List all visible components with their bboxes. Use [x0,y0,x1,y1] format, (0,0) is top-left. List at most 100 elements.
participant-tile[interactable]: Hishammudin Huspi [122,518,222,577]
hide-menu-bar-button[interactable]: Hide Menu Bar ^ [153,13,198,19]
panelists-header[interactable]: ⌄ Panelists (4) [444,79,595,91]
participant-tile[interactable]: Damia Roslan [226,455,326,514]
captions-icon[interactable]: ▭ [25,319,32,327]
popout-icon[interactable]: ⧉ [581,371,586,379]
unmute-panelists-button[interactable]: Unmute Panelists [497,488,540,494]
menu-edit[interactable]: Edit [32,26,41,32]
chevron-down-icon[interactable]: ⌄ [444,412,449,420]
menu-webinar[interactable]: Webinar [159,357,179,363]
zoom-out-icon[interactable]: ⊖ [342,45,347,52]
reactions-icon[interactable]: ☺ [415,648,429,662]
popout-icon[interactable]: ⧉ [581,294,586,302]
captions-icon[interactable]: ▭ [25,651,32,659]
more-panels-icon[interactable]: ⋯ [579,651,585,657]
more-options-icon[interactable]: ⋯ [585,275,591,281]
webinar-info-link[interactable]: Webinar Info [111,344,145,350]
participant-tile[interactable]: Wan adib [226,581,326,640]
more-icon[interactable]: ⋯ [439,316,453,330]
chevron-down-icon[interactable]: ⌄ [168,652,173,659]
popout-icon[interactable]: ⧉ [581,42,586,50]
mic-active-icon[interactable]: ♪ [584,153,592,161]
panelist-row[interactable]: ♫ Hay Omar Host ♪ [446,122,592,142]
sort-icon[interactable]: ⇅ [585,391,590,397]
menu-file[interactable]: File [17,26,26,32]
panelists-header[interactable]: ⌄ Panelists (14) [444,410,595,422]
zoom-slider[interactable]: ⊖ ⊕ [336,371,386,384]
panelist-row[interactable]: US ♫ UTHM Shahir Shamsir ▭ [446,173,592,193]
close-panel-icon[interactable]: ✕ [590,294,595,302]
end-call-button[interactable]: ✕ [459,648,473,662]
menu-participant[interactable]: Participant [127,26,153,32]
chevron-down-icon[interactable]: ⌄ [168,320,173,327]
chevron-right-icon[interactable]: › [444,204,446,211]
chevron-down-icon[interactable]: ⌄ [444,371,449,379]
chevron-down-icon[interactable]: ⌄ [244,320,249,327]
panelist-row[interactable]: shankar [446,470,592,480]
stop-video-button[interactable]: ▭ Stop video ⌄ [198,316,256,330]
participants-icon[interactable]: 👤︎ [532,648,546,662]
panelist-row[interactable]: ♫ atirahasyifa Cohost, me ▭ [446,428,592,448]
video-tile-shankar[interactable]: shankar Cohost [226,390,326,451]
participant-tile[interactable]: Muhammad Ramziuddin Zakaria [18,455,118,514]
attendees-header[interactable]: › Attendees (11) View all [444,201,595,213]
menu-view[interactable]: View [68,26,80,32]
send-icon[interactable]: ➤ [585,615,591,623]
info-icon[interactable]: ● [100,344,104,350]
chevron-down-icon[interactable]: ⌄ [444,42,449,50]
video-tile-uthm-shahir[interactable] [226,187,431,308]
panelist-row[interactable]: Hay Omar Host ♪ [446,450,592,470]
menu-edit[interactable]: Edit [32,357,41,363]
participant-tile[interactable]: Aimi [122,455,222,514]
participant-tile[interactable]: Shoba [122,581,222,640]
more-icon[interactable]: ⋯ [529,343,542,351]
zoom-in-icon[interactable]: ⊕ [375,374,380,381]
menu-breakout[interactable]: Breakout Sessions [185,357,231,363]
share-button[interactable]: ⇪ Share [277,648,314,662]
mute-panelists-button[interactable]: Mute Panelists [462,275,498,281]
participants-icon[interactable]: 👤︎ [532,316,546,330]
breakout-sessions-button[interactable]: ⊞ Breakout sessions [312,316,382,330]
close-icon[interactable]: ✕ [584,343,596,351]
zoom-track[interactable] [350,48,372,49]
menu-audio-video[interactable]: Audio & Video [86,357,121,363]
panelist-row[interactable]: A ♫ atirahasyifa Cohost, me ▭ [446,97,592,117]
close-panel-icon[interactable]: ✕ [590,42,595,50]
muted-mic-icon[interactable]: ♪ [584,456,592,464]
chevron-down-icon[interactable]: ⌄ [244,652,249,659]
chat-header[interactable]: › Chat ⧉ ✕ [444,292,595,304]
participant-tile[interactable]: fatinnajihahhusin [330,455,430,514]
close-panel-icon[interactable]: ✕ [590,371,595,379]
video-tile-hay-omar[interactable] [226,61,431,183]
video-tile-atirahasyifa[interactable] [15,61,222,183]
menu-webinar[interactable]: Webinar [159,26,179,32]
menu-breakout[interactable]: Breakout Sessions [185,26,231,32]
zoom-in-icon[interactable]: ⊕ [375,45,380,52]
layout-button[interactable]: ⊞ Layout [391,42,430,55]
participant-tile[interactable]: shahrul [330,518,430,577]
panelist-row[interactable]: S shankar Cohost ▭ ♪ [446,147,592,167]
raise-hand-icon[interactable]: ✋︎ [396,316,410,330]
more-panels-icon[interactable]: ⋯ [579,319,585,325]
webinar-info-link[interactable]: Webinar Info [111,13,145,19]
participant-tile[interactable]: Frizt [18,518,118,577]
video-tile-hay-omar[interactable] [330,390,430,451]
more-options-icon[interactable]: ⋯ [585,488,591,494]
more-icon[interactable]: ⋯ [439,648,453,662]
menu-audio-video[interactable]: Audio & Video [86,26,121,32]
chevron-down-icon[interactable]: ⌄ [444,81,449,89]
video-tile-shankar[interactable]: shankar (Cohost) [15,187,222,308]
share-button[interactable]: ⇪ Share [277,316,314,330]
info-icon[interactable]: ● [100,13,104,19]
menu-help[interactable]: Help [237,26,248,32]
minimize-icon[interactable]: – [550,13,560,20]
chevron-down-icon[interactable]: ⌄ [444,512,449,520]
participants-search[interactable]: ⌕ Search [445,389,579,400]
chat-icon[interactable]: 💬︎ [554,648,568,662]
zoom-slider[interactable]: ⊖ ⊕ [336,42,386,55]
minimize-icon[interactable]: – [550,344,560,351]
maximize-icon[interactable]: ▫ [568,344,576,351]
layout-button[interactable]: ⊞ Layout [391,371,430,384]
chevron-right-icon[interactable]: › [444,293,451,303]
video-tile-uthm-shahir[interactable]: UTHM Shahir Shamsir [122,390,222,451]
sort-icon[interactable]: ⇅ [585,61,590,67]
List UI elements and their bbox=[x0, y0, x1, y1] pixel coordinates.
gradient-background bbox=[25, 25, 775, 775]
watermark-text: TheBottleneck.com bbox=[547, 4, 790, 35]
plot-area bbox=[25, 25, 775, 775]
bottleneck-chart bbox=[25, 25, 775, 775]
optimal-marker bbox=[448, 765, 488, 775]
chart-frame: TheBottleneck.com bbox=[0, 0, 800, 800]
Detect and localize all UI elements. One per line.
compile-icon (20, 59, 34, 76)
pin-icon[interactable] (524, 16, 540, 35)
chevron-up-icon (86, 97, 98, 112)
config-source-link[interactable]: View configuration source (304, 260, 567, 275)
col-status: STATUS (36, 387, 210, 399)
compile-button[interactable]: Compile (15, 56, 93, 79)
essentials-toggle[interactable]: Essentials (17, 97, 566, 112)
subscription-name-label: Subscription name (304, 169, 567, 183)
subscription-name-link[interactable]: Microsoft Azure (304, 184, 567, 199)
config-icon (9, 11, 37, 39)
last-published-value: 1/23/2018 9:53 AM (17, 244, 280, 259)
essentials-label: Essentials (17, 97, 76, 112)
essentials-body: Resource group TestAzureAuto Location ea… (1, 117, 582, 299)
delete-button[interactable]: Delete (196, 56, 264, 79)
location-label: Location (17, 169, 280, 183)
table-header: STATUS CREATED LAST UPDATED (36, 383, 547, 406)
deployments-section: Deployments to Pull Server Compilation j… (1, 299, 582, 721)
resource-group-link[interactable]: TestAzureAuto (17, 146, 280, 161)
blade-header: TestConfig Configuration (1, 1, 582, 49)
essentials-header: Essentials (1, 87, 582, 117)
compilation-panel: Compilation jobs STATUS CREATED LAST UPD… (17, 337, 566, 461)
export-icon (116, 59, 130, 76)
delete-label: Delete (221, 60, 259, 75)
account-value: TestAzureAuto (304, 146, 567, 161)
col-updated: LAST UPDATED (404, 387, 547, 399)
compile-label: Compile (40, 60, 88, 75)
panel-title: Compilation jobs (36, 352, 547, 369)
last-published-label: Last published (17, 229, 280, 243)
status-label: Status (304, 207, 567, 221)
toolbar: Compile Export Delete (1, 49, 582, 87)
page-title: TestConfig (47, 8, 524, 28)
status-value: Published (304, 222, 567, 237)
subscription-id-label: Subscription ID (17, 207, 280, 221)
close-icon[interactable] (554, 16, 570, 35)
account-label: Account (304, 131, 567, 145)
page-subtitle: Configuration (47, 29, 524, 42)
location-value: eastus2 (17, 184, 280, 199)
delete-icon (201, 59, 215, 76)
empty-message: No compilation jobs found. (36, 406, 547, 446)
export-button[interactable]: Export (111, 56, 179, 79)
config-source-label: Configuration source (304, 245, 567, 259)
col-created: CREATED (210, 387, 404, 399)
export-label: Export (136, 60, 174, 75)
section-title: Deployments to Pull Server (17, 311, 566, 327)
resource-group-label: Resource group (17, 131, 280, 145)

========================

Problem requirements:
Please quote everything in the entries from the start down to the line containing "participants-icon[interactable]: 👤︎ [532,648,546,662]", both ends included.

Reply:
List all visible components with their bboxes. Use [x0,y0,x1,y1] format, (0,0) is top-left. List at most 100 elements.
participant-tile[interactable]: Hishammudin Huspi [122,518,222,577]
hide-menu-bar-button[interactable]: Hide Menu Bar ^ [153,13,198,19]
panelists-header[interactable]: ⌄ Panelists (4) [444,79,595,91]
participant-tile[interactable]: Damia Roslan [226,455,326,514]
captions-icon[interactable]: ▭ [25,319,32,327]
popout-icon[interactable]: ⧉ [581,371,586,379]
unmute-panelists-button[interactable]: Unmute Panelists [497,488,540,494]
menu-edit[interactable]: Edit [32,26,41,32]
chevron-down-icon[interactable]: ⌄ [444,412,449,420]
menu-webinar[interactable]: Webinar [159,357,179,363]
zoom-out-icon[interactable]: ⊖ [342,45,347,52]
reactions-icon[interactable]: ☺ [415,648,429,662]
popout-icon[interactable]: ⧉ [581,294,586,302]
captions-icon[interactable]: ▭ [25,651,32,659]
more-panels-icon[interactable]: ⋯ [579,651,585,657]
more-options-icon[interactable]: ⋯ [585,275,591,281]
webinar-info-link[interactable]: Webinar Info [111,344,145,350]
participant-tile[interactable]: Wan adib [226,581,326,640]
more-icon[interactable]: ⋯ [439,316,453,330]
chevron-down-icon[interactable]: ⌄ [168,652,173,659]
popout-icon[interactable]: ⧉ [581,42,586,50]
mic-active-icon[interactable]: ♪ [584,153,592,161]
panelist-row[interactable]: ♫ Hay Omar Host ♪ [446,122,592,142]
sort-icon[interactable]: ⇅ [585,391,590,397]
menu-file[interactable]: File [17,26,26,32]
panelists-header[interactable]: ⌄ Panelists (14) [444,410,595,422]
zoom-slider[interactable]: ⊖ ⊕ [336,371,386,384]
panelist-row[interactable]: US ♫ UTHM Shahir Shamsir ▭ [446,173,592,193]
close-panel-icon[interactable]: ✕ [590,294,595,302]
end-call-button[interactable]: ✕ [459,648,473,662]
menu-participant[interactable]: Participant [127,26,153,32]
chevron-down-icon[interactable]: ⌄ [168,320,173,327]
chevron-right-icon[interactable]: › [444,204,446,211]
chevron-down-icon[interactable]: ⌄ [444,371,449,379]
chevron-down-icon[interactable]: ⌄ [244,320,249,327]
panelist-row[interactable]: shankar [446,470,592,480]
stop-video-button[interactable]: ▭ Stop video ⌄ [198,316,256,330]
participants-icon[interactable]: 👤︎ [532,648,546,662]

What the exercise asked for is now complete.